* _Requirements_:
Select, from the material below, each line with "plans" in it.
::: Data for processing :::
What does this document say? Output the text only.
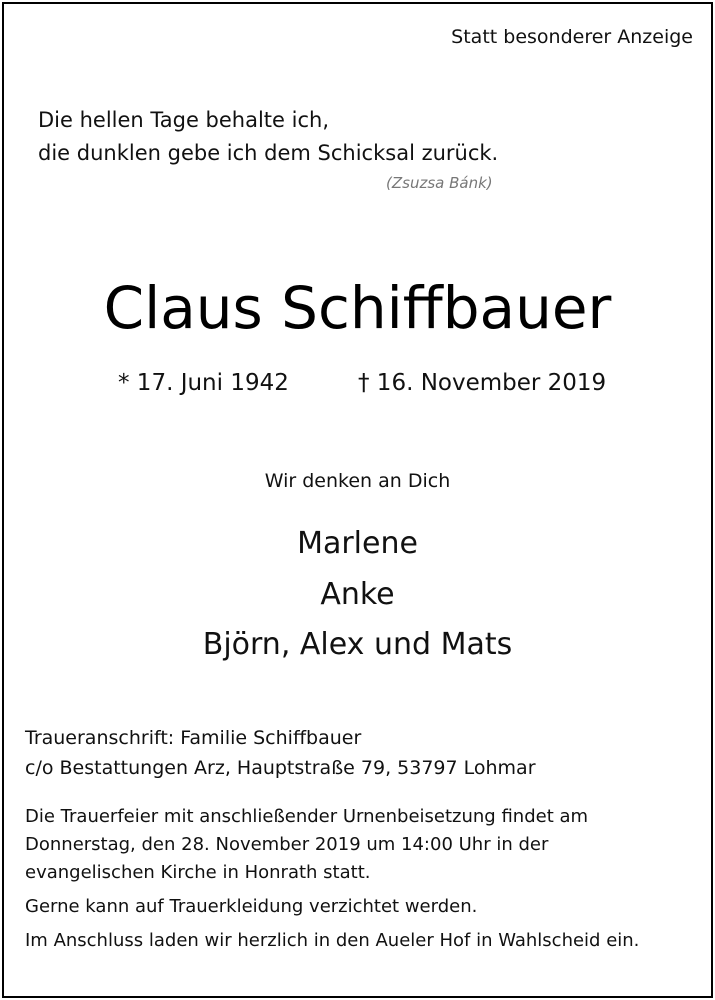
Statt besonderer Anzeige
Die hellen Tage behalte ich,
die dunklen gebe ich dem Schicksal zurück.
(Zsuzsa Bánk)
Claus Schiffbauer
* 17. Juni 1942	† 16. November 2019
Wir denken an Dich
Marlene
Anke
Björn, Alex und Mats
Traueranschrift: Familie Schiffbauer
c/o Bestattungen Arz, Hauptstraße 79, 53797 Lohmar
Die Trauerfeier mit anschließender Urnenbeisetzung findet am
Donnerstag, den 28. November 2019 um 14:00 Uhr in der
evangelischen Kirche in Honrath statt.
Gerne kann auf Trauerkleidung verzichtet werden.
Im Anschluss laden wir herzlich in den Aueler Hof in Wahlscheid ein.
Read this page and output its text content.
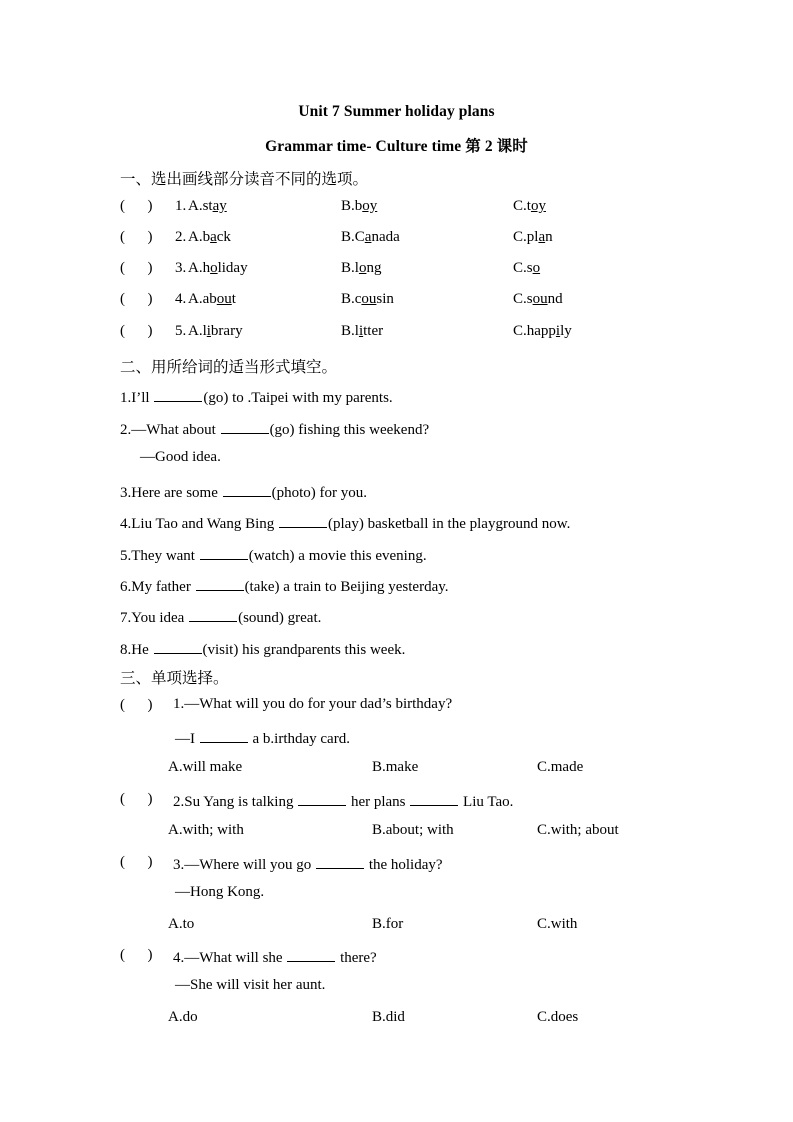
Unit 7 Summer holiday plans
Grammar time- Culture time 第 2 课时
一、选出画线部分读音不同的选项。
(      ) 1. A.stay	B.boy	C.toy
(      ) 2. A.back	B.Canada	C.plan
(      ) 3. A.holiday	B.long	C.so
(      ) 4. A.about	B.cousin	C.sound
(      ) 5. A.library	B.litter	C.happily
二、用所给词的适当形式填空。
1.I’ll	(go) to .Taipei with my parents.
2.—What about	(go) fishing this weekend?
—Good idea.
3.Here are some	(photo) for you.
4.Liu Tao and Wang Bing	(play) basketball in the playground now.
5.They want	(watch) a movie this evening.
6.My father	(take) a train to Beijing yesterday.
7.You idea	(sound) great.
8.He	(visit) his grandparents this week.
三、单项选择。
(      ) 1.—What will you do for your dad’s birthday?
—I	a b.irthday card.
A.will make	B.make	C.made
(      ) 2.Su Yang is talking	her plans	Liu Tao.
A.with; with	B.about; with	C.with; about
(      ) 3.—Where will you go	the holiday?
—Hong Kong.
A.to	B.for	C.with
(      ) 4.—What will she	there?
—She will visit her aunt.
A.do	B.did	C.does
:::
* _Task solution_:
Unit 7 Summer holiday plans
(      ) 2.Su Yang is talking	her plans	Liu Tao.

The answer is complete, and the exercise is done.